▶ _SET PROBLEM_: Repeat the listing in full, exactly as it stands.

▶ _INPUT MATERIAL_:
········
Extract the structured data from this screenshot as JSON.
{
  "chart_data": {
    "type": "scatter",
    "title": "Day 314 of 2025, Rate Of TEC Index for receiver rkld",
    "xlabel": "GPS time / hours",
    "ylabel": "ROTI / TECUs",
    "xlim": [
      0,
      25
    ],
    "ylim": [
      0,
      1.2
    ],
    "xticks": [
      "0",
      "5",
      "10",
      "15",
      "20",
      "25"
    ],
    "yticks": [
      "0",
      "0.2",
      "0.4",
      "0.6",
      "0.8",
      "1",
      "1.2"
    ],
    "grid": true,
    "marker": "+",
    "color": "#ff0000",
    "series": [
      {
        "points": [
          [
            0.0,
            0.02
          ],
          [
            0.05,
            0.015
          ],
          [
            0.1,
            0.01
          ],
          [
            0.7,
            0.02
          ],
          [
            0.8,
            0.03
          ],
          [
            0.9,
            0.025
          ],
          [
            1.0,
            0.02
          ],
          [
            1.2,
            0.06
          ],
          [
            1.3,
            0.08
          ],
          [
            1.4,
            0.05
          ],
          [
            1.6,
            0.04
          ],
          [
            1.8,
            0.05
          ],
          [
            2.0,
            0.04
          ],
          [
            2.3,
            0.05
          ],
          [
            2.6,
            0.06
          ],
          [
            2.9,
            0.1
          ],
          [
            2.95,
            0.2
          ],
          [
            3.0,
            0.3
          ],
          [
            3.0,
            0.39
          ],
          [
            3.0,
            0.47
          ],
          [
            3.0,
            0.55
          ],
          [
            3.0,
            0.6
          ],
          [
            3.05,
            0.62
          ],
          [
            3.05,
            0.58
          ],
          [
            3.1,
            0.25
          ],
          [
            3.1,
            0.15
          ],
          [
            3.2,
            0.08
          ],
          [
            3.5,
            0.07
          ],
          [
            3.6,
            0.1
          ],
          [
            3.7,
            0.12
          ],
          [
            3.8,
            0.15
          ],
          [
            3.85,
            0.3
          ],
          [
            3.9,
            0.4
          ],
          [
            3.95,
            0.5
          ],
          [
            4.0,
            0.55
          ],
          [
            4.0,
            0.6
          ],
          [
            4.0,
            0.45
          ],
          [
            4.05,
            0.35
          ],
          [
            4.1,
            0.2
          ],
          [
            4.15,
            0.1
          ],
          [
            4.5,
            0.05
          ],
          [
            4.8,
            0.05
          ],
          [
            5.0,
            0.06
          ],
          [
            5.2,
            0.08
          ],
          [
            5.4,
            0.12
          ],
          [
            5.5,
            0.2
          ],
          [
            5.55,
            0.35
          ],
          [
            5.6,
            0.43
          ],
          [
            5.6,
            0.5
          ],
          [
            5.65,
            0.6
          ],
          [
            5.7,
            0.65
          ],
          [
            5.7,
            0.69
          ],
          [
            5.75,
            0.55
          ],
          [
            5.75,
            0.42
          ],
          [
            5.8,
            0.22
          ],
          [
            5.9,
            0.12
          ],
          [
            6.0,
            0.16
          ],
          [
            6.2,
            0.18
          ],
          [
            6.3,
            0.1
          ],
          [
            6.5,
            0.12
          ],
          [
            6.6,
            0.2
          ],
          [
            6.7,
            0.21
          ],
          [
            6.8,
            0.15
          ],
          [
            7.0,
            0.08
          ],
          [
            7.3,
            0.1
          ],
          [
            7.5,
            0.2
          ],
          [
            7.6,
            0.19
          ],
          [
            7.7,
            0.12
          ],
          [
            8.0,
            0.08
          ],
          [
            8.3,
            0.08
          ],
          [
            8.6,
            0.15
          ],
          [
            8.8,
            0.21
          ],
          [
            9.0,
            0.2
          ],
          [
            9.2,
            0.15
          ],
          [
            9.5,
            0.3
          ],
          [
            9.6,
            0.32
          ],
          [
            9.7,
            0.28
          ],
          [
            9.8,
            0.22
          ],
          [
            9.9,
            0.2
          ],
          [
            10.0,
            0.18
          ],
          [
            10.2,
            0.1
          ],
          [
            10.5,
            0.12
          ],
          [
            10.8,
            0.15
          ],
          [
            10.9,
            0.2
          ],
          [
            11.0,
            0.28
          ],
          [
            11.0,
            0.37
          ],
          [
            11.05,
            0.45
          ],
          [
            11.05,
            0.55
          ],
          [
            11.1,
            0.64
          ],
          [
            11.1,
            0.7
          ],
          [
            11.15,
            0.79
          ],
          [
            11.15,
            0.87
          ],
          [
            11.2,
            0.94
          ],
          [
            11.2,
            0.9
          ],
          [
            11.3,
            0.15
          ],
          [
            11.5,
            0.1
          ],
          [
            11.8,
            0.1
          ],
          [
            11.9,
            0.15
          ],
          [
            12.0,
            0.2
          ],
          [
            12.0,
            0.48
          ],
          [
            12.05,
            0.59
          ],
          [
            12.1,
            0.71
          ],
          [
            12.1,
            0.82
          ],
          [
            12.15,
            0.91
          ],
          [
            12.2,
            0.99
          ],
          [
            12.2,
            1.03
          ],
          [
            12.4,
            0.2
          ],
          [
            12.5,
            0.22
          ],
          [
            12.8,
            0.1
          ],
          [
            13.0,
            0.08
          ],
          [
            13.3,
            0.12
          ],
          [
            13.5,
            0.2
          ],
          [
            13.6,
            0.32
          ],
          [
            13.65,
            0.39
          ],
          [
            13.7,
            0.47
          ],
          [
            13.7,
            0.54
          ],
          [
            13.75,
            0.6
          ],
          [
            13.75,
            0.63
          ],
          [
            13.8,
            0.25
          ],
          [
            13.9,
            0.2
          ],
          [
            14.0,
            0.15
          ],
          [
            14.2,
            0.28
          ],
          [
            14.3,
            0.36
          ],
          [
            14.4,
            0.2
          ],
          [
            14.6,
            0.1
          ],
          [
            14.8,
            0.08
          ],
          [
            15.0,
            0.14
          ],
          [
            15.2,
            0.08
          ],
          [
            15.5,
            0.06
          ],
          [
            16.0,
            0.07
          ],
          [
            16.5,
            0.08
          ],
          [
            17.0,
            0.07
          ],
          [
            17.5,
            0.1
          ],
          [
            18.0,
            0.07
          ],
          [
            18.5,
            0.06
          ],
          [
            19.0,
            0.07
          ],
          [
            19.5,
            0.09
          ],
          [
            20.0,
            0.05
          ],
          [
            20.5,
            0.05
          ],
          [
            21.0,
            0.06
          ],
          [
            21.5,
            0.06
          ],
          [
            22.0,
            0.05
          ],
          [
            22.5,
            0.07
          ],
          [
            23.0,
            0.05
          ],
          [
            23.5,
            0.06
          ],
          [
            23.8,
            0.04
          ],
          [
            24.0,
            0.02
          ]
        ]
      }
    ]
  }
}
········
▶ _SOLUTION TO THE PROBLEM_:
Extract the structured data from this screenshot as JSON.
{
  "chart_data": {
    "type": "scatter",
    "title": "Day 314 of 2025, Rate Of TEC Index for receiver rkld",
    "xlabel": "GPS time / hours",
    "ylabel": "ROTI / TECUs",
    "xlim": [
      0,
      25
    ],
    "ylim": [
      0,
      1.2
    ],
    "xticks": [
      "0",
      "5",
      "10",
      "15",
      "20",
      "25"
    ],
    "yticks": [
      "0",
      "0.2",
      "0.4",
      "0.6",
      "0.8",
      "1",
      "1.2"
    ],
    "grid": true,
    "marker": "+",
    "color": "#ff0000",
    "series": [
      {
        "points": [
          [
            0.0,
            0.02
          ],
          [
            0.05,
            0.015
          ],
          [
            0.1,
            0.01
          ],
          [
            0.7,
            0.02
          ],
          [
            0.8,
            0.03
          ],
          [
            0.9,
            0.025
          ],
          [
            1.0,
            0.02
          ],
          [
            1.2,
            0.06
          ],
          [
            1.3,
            0.08
          ],
          [
            1.4,
            0.05
          ],
          [
            1.6,
            0.04
          ],
          [
            1.8,
            0.05
          ],
          [
            2.0,
            0.04
          ],
          [
            2.3,
            0.05
          ],
          [
            2.6,
            0.06
          ],
          [
            2.9,
            0.1
          ],
          [
            2.95,
            0.2
          ],
          [
            3.0,
            0.3
          ],
          [
            3.0,
            0.39
          ],
          [
            3.0,
            0.47
          ],
          [
            3.0,
            0.55
          ],
          [
            3.0,
            0.6
          ],
          [
            3.05,
            0.62
          ],
          [
            3.05,
            0.58
          ],
          [
            3.1,
            0.25
          ],
          [
            3.1,
            0.15
          ],
          [
            3.2,
            0.08
          ],
          [
            3.5,
            0.07
          ],
          [
            3.6,
            0.1
          ],
          [
            3.7,
            0.12
          ],
          [
            3.8,
            0.15
          ],
          [
            3.85,
            0.3
          ],
          [
            3.9,
            0.4
          ],
          [
            3.95,
            0.5
          ],
          [
            4.0,
            0.55
          ],
          [
            4.0,
            0.6
          ],
          [
            4.0,
            0.45
          ],
          [
            4.05,
            0.35
          ],
          [
            4.1,
            0.2
          ],
          [
            4.15,
            0.1
          ],
          [
            4.5,
            0.05
          ],
          [
            4.8,
            0.05
          ],
          [
            5.0,
            0.06
          ],
          [
            5.2,
            0.08
          ],
          [
            5.4,
            0.12
          ],
          [
            5.5,
            0.2
          ],
          [
            5.55,
            0.35
          ],
          [
            5.6,
            0.43
          ],
          [
            5.6,
            0.5
          ],
          [
            5.65,
            0.6
          ],
          [
            5.7,
            0.65
          ],
          [
            5.7,
            0.69
          ],
          [
            5.75,
            0.55
          ],
          [
            5.75,
            0.42
          ],
          [
            5.8,
            0.22
          ],
          [
            5.9,
            0.12
          ],
          [
            6.0,
            0.16
          ],
          [
            6.2,
            0.18
          ],
          [
            6.3,
            0.1
          ],
          [
            6.5,
            0.12
          ],
          [
            6.6,
            0.2
          ],
          [
            6.7,
            0.21
          ],
          [
            6.8,
            0.15
          ],
          [
            7.0,
            0.08
          ],
          [
            7.3,
            0.1
          ],
          [
            7.5,
            0.2
          ],
          [
            7.6,
            0.19
          ],
          [
            7.7,
            0.12
          ],
          [
            8.0,
            0.08
          ],
          [
            8.3,
            0.08
          ],
          [
            8.6,
            0.15
          ],
          [
            8.8,
            0.21
          ],
          [
            9.0,
            0.2
          ],
          [
            9.2,
            0.15
          ],
          [
            9.5,
            0.3
          ],
          [
            9.6,
            0.32
          ],
          [
            9.7,
            0.28
          ],
          [
            9.8,
            0.22
          ],
          [
            9.9,
            0.2
          ],
          [
            10.0,
            0.18
          ],
          [
            10.2,
            0.1
          ],
          [
            10.5,
            0.12
          ],
          [
            10.8,
            0.15
          ],
          [
            10.9,
            0.2
          ],
          [
            11.0,
            0.28
          ],
          [
            11.0,
            0.37
          ],
          [
            11.05,
            0.45
          ],
          [
            11.05,
            0.55
          ],
          [
            11.1,
            0.64
          ],
          [
            11.1,
            0.7
          ],
          [
            11.15,
            0.79
          ],
          [
            11.15,
            0.87
          ],
          [
            11.2,
            0.94
          ],
          [
            11.2,
            0.9
          ],
          [
            11.3,
            0.15
          ],
          [
            11.5,
            0.1
          ],
          [
            11.8,
            0.1
          ],
          [
            11.9,
            0.15
          ],
          [
            12.0,
            0.2
          ],
          [
            12.0,
            0.48
          ],
          [
            12.05,
            0.59
          ],
          [
            12.1,
            0.71
          ],
          [
            12.1,
            0.82
          ],
          [
            12.15,
            0.91
          ],
          [
            12.2,
            0.99
          ],
          [
            12.2,
            1.03
          ],
          [
            12.4,
            0.2
          ],
          [
            12.5,
            0.22
          ],
          [
            12.8,
            0.1
          ],
          [
            13.0,
            0.08
          ],
          [
            13.3,
            0.12
          ],
          [
            13.5,
            0.2
          ],
          [
            13.6,
            0.32
          ],
          [
            13.65,
            0.39
          ],
          [
            13.7,
            0.47
          ],
          [
            13.7,
            0.54
          ],
          [
            13.75,
            0.6
          ],
          [
            13.75,
            0.63
          ],
          [
            13.8,
            0.25
          ],
          [
            13.9,
            0.2
          ],
          [
            14.0,
            0.15
          ],
          [
            14.2,
            0.28
          ],
          [
            14.3,
            0.36
          ],
          [
            14.4,
            0.2
          ],
          [
            14.6,
            0.1
          ],
          [
            14.8,
            0.08
          ],
          [
            15.0,
            0.14
          ],
          [
            15.2,
            0.08
          ],
          [
            15.5,
            0.06
          ],
          [
            16.0,
            0.07
          ],
          [
            16.5,
            0.08
          ],
          [
            17.0,
            0.07
          ],
          [
            17.5,
            0.1
          ],
          [
            18.0,
            0.07
          ],
          [
            18.5,
            0.06
          ],
          [
            19.0,
            0.07
          ],
          [
            19.5,
            0.09
          ],
          [
            20.0,
            0.05
          ],
          [
            20.5,
            0.05
          ],
          [
            21.0,
            0.06
          ],
          [
            21.5,
            0.06
          ],
          [
            22.0,
            0.05
          ],
          [
            22.5,
            0.07
          ],
          [
            23.0,
            0.05
          ],
          [
            23.5,
            0.06
          ],
          [
            23.8,
            0.04
          ],
          [
            24.0,
            0.02
          ]
        ]
      }
    ]
  }
}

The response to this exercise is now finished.